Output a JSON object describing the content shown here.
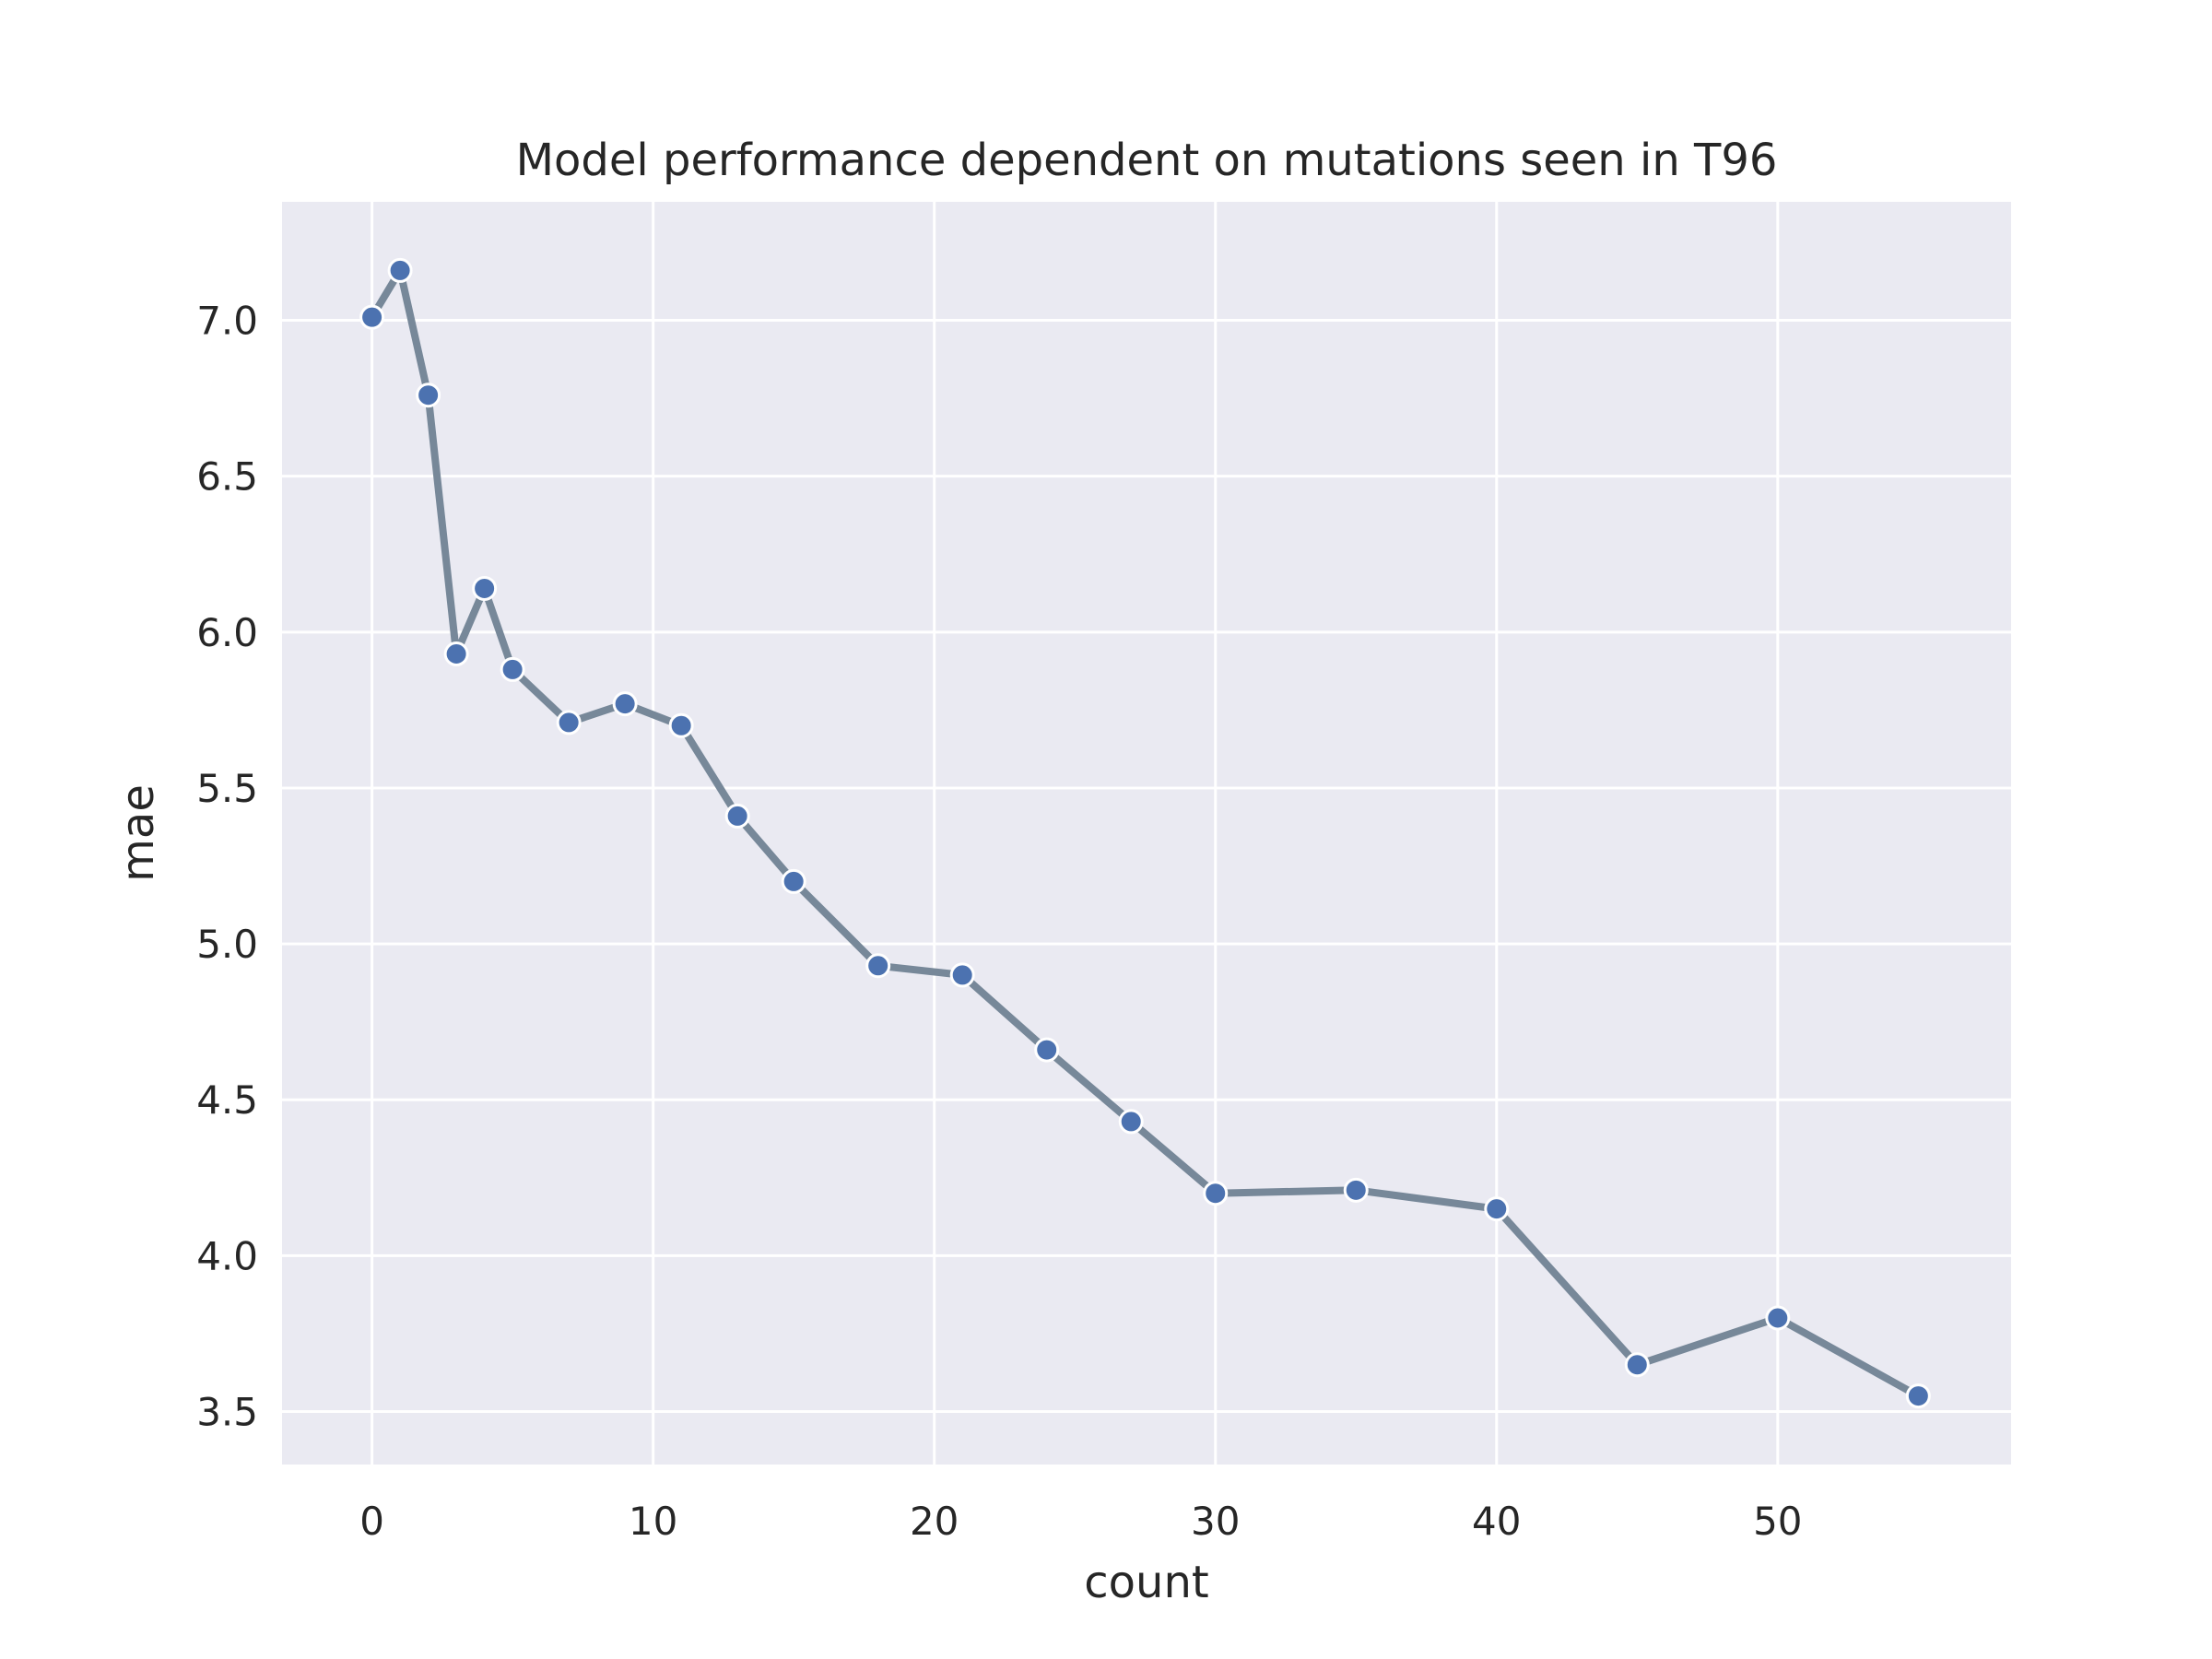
{
  "chart_data": {
    "type": "line",
    "title": "Model performance dependent on mutations seen in T96",
    "xlabel": "count",
    "ylabel": "mae",
    "xlim": [
      -3.2,
      58.3
    ],
    "ylim": [
      3.33,
      7.38
    ],
    "xticks": [
      0,
      10,
      20,
      30,
      40,
      50
    ],
    "yticks": [
      3.5,
      4.0,
      4.5,
      5.0,
      5.5,
      6.0,
      6.5,
      7.0
    ],
    "ytick_labels": [
      "3.5",
      "4.0",
      "4.5",
      "5.0",
      "5.5",
      "6.0",
      "6.5",
      "7.0"
    ],
    "grid": true,
    "legend": "none",
    "colors": {
      "plot_background": "#eaeaf2",
      "grid": "#ffffff",
      "line": "#778899",
      "marker": "#4c72b0"
    },
    "series": [
      {
        "x": [
          0,
          1,
          2,
          3,
          4,
          5,
          7,
          9,
          11,
          13,
          15,
          18,
          21,
          24,
          27,
          30,
          35,
          40,
          45,
          50,
          55
        ],
        "y": [
          7.01,
          7.16,
          6.76,
          5.93,
          6.14,
          5.88,
          5.71,
          5.77,
          5.7,
          5.41,
          5.2,
          4.93,
          4.9,
          4.66,
          4.43,
          4.2,
          4.21,
          4.15,
          3.65,
          3.8,
          3.55
        ]
      }
    ]
  }
}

────────────────────────────────────────

_Directive_: Reproduce the listing word for word and omit its pictures.

_Response to the exercise_:
Output a JSON object describing the content shown here.
{
  "chart_data": {
    "type": "line",
    "title": "Model performance dependent on mutations seen in T96",
    "xlabel": "count",
    "ylabel": "mae",
    "xlim": [
      -3.2,
      58.3
    ],
    "ylim": [
      3.33,
      7.38
    ],
    "xticks": [
      0,
      10,
      20,
      30,
      40,
      50
    ],
    "yticks": [
      3.5,
      4.0,
      4.5,
      5.0,
      5.5,
      6.0,
      6.5,
      7.0
    ],
    "ytick_labels": [
      "3.5",
      "4.0",
      "4.5",
      "5.0",
      "5.5",
      "6.0",
      "6.5",
      "7.0"
    ],
    "grid": true,
    "legend": "none",
    "colors": {
      "plot_background": "#eaeaf2",
      "grid": "#ffffff",
      "line": "#778899",
      "marker": "#4c72b0"
    },
    "series": [
      {
        "x": [
          0,
          1,
          2,
          3,
          4,
          5,
          7,
          9,
          11,
          13,
          15,
          18,
          21,
          24,
          27,
          30,
          35,
          40,
          45,
          50,
          55
        ],
        "y": [
          7.01,
          7.16,
          6.76,
          5.93,
          6.14,
          5.88,
          5.71,
          5.77,
          5.7,
          5.41,
          5.2,
          4.93,
          4.9,
          4.66,
          4.43,
          4.2,
          4.21,
          4.15,
          3.65,
          3.8,
          3.55
        ]
      }
    ]
  }
}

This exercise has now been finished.